WHAT YOU ARE ASKED TO DO:
The data must be written out once more, precisely as given.

---------- ROWS ----------

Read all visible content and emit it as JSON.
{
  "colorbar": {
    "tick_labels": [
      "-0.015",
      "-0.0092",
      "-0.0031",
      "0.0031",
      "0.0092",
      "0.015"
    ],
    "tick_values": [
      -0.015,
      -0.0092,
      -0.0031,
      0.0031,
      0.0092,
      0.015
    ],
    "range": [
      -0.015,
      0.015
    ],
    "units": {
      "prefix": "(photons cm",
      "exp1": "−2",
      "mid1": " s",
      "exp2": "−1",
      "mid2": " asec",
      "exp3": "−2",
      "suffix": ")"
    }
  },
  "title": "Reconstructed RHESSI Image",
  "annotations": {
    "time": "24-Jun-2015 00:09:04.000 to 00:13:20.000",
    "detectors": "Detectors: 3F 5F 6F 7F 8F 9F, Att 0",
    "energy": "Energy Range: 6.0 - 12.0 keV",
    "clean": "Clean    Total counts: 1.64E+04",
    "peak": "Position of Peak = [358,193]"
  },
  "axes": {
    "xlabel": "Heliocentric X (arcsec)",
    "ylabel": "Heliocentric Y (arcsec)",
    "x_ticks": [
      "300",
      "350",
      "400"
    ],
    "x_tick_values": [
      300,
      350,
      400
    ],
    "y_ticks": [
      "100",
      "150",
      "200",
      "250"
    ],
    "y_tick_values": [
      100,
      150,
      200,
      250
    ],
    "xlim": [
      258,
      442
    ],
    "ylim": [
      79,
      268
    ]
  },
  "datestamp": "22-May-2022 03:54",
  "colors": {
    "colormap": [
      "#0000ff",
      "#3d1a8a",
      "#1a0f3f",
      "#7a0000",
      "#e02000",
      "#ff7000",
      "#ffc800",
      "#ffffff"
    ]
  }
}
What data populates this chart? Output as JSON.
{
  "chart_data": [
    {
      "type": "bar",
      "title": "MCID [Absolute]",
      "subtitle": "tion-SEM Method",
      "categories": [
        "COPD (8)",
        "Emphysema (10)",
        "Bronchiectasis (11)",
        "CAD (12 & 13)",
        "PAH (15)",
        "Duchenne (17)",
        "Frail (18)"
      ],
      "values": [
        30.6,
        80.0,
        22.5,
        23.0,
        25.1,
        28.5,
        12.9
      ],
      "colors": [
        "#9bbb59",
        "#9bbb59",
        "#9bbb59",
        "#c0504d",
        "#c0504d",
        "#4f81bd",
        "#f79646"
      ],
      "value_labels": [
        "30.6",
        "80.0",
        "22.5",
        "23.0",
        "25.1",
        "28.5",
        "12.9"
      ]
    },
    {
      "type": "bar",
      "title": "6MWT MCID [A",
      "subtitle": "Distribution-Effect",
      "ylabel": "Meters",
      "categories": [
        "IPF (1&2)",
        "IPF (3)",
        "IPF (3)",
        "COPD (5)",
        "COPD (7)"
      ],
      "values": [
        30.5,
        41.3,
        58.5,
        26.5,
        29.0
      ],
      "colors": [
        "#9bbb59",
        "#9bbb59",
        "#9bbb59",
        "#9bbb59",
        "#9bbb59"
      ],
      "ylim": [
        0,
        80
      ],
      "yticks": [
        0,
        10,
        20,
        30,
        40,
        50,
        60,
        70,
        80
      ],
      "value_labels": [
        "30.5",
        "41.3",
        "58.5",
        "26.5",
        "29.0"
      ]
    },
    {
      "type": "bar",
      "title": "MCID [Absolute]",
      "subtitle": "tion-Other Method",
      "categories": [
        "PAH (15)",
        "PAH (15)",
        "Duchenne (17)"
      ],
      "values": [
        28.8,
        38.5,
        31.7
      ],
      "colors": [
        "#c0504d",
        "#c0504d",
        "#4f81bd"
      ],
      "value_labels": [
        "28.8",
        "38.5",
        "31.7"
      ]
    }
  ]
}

----------

EXPECTED OUTPUT:
Read all visible content and emit it as JSON.
{
  "colorbar": {
    "tick_labels": [
      "-0.015",
      "-0.0092",
      "-0.0031",
      "0.0031",
      "0.0092",
      "0.015"
    ],
    "tick_values": [
      -0.015,
      -0.0092,
      -0.0031,
      0.0031,
      0.0092,
      0.015
    ],
    "range": [
      -0.015,
      0.015
    ],
    "units": {
      "prefix": "(photons cm",
      "exp1": "−2",
      "mid1": " s",
      "exp2": "−1",
      "mid2": " asec",
      "exp3": "−2",
      "suffix": ")"
    }
  },
  "title": "Reconstructed RHESSI Image",
  "annotations": {
    "time": "24-Jun-2015 00:09:04.000 to 00:13:20.000",
    "detectors": "Detectors: 3F 5F 6F 7F 8F 9F, Att 0",
    "energy": "Energy Range: 6.0 - 12.0 keV",
    "clean": "Clean    Total counts: 1.64E+04",
    "peak": "Position of Peak = [358,193]"
  },
  "axes": {
    "xlabel": "Heliocentric X (arcsec)",
    "ylabel": "Heliocentric Y (arcsec)",
    "x_ticks": [
      "300",
      "350",
      "400"
    ],
    "x_tick_values": [
      300,
      350,
      400
    ],
    "y_ticks": [
      "100",
      "150",
      "200",
      "250"
    ],
    "y_tick_values": [
      100,
      150,
      200,
      250
    ],
    "xlim": [
      258,
      442
    ],
    "ylim": [
      79,
      268
    ]
  },
  "datestamp": "22-May-2022 03:54",
  "colors": {
    "colormap": [
      "#0000ff",
      "#3d1a8a",
      "#1a0f3f",
      "#7a0000",
      "#e02000",
      "#ff7000",
      "#ffc800",
      "#ffffff"
    ]
  }
}
What data populates this chart? Output as JSON.
{
  "chart_data": [
    {
      "type": "bar",
      "title": "MCID [Absolute]",
      "subtitle": "tion-SEM Method",
      "categories": [
        "COPD (8)",
        "Emphysema (10)",
        "Bronchiectasis (11)",
        "CAD (12 & 13)",
        "PAH (15)",
        "Duchenne (17)",
        "Frail (18)"
      ],
      "values": [
        30.6,
        80.0,
        22.5,
        23.0,
        25.1,
        28.5,
        12.9
      ],
      "colors": [
        "#9bbb59",
        "#9bbb59",
        "#9bbb59",
        "#c0504d",
        "#c0504d",
        "#4f81bd",
        "#f79646"
      ],
      "value_labels": [
        "30.6",
        "80.0",
        "22.5",
        "23.0",
        "25.1",
        "28.5",
        "12.9"
      ]
    },
    {
      "type": "bar",
      "title": "6MWT MCID [A",
      "subtitle": "Distribution-Effect",
      "ylabel": "Meters",
      "categories": [
        "IPF (1&2)",
        "IPF (3)",
        "IPF (3)",
        "COPD (5)",
        "COPD (7)"
      ],
      "values": [
        30.5,
        41.3,
        58.5,
        26.5,
        29.0
      ],
      "colors": [
        "#9bbb59",
        "#9bbb59",
        "#9bbb59",
        "#9bbb59",
        "#9bbb59"
      ],
      "ylim": [
        0,
        80
      ],
      "yticks": [
        0,
        10,
        20,
        30,
        40,
        50,
        60,
        70,
        80
      ],
      "value_labels": [
        "30.5",
        "41.3",
        "58.5",
        "26.5",
        "29.0"
      ]
    },
    {
      "type": "bar",
      "title": "MCID [Absolute]",
      "subtitle": "tion-Other Method",
      "categories": [
        "PAH (15)",
        "PAH (15)",
        "Duchenne (17)"
      ],
      "values": [
        28.8,
        38.5,
        31.7
      ],
      "colors": [
        "#c0504d",
        "#c0504d",
        "#4f81bd"
      ],
      "value_labels": [
        "28.8",
        "38.5",
        "31.7"
      ]
    }
  ]
}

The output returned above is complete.